— YOUR GOAL —
Count how many lines have the word "frac" in them. Reply with that number by itself.

Excerpt from a dataset
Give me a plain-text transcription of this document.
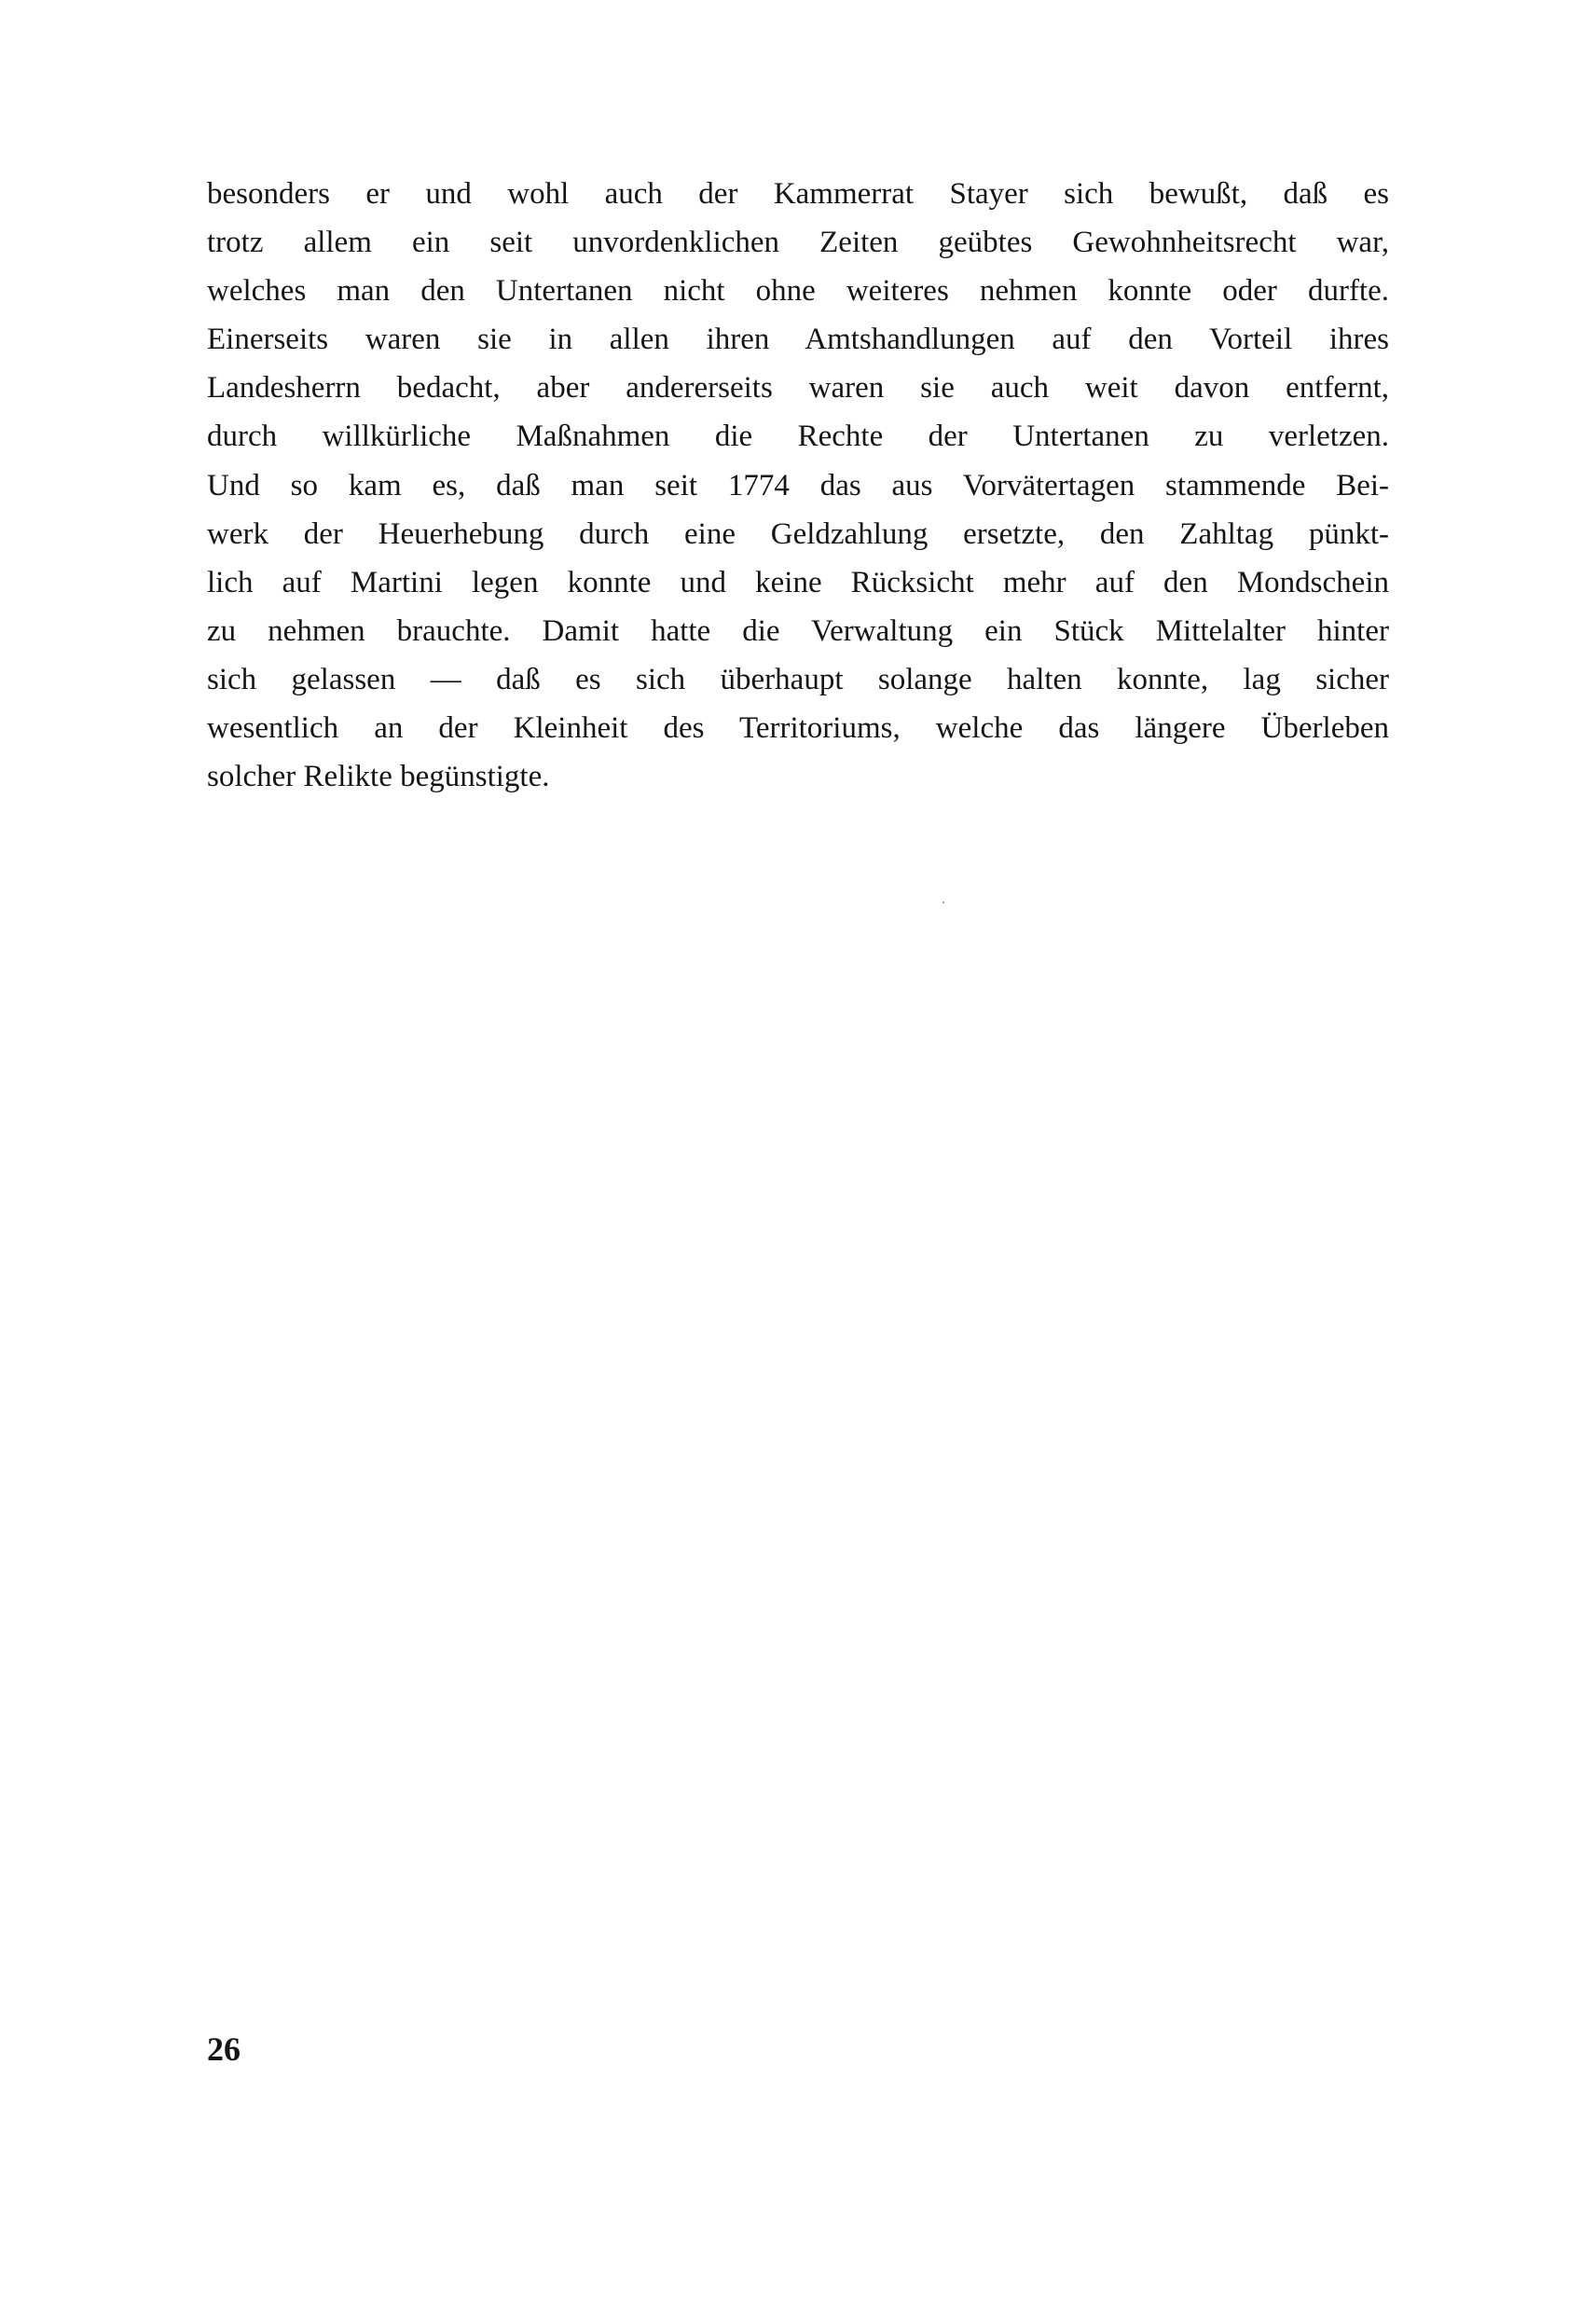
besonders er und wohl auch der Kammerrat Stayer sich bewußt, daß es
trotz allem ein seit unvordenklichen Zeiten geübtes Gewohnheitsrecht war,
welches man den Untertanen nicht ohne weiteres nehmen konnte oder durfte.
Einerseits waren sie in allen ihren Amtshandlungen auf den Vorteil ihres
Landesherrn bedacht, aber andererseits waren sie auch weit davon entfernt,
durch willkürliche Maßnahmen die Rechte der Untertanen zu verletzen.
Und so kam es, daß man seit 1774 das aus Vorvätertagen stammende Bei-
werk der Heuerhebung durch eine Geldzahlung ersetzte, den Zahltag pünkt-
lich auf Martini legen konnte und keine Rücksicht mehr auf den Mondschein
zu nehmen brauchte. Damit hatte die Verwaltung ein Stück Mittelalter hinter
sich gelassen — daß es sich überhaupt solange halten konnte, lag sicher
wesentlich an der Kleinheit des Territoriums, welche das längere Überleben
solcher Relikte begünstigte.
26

* * *

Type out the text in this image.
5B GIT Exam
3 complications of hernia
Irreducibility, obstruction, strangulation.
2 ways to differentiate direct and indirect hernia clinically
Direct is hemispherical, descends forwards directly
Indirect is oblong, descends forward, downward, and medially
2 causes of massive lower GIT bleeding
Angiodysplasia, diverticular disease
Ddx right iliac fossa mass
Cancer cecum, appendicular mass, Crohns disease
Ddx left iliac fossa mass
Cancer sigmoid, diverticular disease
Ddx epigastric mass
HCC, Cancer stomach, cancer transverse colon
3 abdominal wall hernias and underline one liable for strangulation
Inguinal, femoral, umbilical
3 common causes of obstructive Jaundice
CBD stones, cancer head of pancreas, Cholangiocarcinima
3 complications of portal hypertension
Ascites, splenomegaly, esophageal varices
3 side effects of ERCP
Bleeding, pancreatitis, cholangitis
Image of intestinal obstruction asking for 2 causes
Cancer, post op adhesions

---

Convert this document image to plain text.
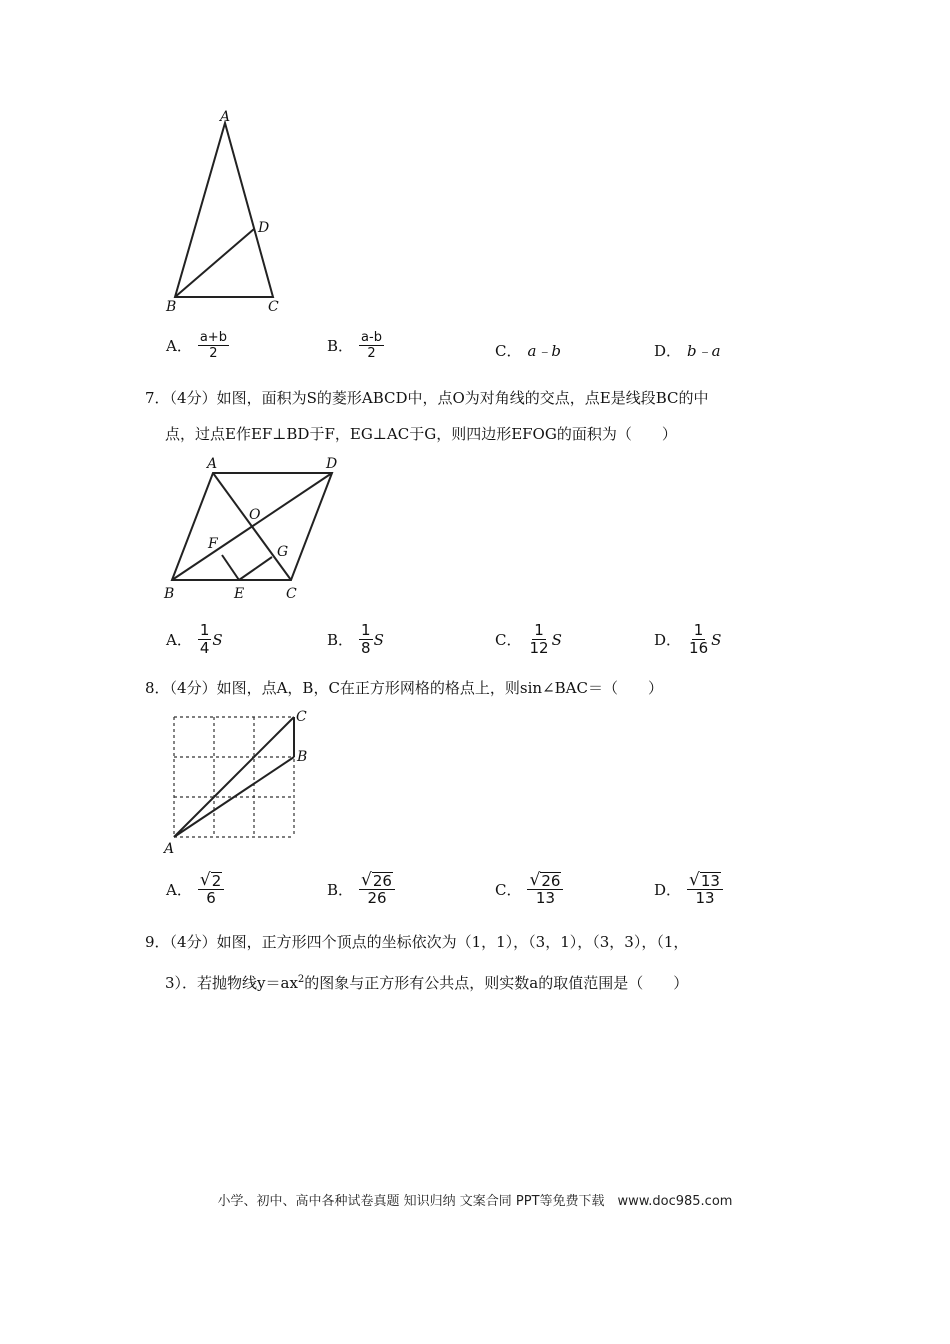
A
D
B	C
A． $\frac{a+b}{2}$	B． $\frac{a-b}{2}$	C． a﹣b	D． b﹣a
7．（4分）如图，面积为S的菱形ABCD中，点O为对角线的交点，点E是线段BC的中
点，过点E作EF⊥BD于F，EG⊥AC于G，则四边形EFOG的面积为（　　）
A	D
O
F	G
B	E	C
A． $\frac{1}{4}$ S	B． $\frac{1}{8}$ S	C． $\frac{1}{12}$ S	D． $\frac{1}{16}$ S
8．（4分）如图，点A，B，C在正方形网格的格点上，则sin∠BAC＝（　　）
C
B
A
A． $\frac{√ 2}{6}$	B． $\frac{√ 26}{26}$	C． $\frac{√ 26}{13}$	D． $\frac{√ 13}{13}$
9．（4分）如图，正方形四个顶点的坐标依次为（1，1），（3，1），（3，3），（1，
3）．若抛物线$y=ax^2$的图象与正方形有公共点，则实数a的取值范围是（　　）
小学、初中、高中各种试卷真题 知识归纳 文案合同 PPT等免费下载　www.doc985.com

— WORKED ANSWER —
3